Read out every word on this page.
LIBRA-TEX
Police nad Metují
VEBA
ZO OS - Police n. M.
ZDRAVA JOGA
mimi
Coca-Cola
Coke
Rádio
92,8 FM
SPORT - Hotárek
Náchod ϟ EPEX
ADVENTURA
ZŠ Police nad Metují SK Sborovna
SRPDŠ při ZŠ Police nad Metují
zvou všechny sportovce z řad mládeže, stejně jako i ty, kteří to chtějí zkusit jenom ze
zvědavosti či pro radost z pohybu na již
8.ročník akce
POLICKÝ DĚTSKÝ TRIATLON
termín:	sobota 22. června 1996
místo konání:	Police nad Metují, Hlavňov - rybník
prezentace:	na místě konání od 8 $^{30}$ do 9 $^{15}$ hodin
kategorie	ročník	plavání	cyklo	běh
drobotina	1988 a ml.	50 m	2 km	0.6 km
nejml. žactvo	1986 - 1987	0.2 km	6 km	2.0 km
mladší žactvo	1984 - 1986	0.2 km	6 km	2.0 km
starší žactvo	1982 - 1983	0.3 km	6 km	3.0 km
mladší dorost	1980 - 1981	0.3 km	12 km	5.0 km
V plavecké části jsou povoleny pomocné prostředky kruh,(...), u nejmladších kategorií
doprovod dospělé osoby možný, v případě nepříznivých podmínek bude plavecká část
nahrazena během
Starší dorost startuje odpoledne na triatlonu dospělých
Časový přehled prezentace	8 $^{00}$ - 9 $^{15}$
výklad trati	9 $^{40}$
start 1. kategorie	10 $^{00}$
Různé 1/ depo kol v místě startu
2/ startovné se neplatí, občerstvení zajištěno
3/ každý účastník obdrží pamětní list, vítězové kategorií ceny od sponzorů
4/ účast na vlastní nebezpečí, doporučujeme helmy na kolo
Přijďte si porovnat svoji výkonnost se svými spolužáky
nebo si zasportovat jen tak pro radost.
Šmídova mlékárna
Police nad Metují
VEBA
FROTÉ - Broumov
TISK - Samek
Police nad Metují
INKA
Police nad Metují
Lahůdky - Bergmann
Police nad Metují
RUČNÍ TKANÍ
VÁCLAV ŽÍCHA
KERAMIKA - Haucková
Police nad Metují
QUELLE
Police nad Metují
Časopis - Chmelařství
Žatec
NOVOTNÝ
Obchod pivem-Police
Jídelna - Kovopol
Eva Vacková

Exercise details
The lines above should be duplicated exactly.

The solution
Read out every word on this page.
LIBRA-TEX
Police nad Metují
VEBA
ZO OS - Police n. M.
ZDRAVA JOGA
mimi
Coca-Cola
Coke
Rádio
92,8 FM
SPORT - Hotárek
Náchod ϟ EPEX
ADVENTURA
ZŠ Police nad Metují SK Sborovna
SRPDŠ při ZŠ Police nad Metují
zvou všechny sportovce z řad mládeže, stejně jako i ty, kteří to chtějí zkusit jenom ze
zvědavosti či pro radost z pohybu na již
8.ročník akce
POLICKÝ DĚTSKÝ TRIATLON
termín:	sobota 22. června 1996
místo konání:	Police nad Metují, Hlavňov - rybník
prezentace:	na místě konání od 8 $^{30}$ do 9 $^{15}$ hodin
kategorie	ročník	plavání	cyklo	běh
drobotina	1988 a ml.	50 m	2 km	0.6 km
nejml. žactvo	1986 - 1987	0.2 km	6 km	2.0 km
mladší žactvo	1984 - 1986	0.2 km	6 km	2.0 km
starší žactvo	1982 - 1983	0.3 km	6 km	3.0 km
mladší dorost	1980 - 1981	0.3 km	12 km	5.0 km
V plavecké části jsou povoleny pomocné prostředky kruh,(...), u nejmladších kategorií
doprovod dospělé osoby možný, v případě nepříznivých podmínek bude plavecká část
nahrazena během
Starší dorost startuje odpoledne na triatlonu dospělých
Časový přehled prezentace	8 $^{00}$ - 9 $^{15}$
výklad trati	9 $^{40}$
start 1. kategorie	10 $^{00}$
Různé 1/ depo kol v místě startu
2/ startovné se neplatí, občerstvení zajištěno
3/ každý účastník obdrží pamětní list, vítězové kategorií ceny od sponzorů
4/ účast na vlastní nebezpečí, doporučujeme helmy na kolo
Přijďte si porovnat svoji výkonnost se svými spolužáky
nebo si zasportovat jen tak pro radost.
Šmídova mlékárna
Police nad Metují
VEBA
FROTÉ - Broumov
TISK - Samek
Police nad Metují
INKA
Police nad Metují
Lahůdky - Bergmann
Police nad Metují
RUČNÍ TKANÍ
VÁCLAV ŽÍCHA
KERAMIKA - Haucková
Police nad Metují
QUELLE
Police nad Metují
Časopis - Chmelařství
Žatec
NOVOTNÝ
Obchod pivem-Police
Jídelna - Kovopol
Eva Vacková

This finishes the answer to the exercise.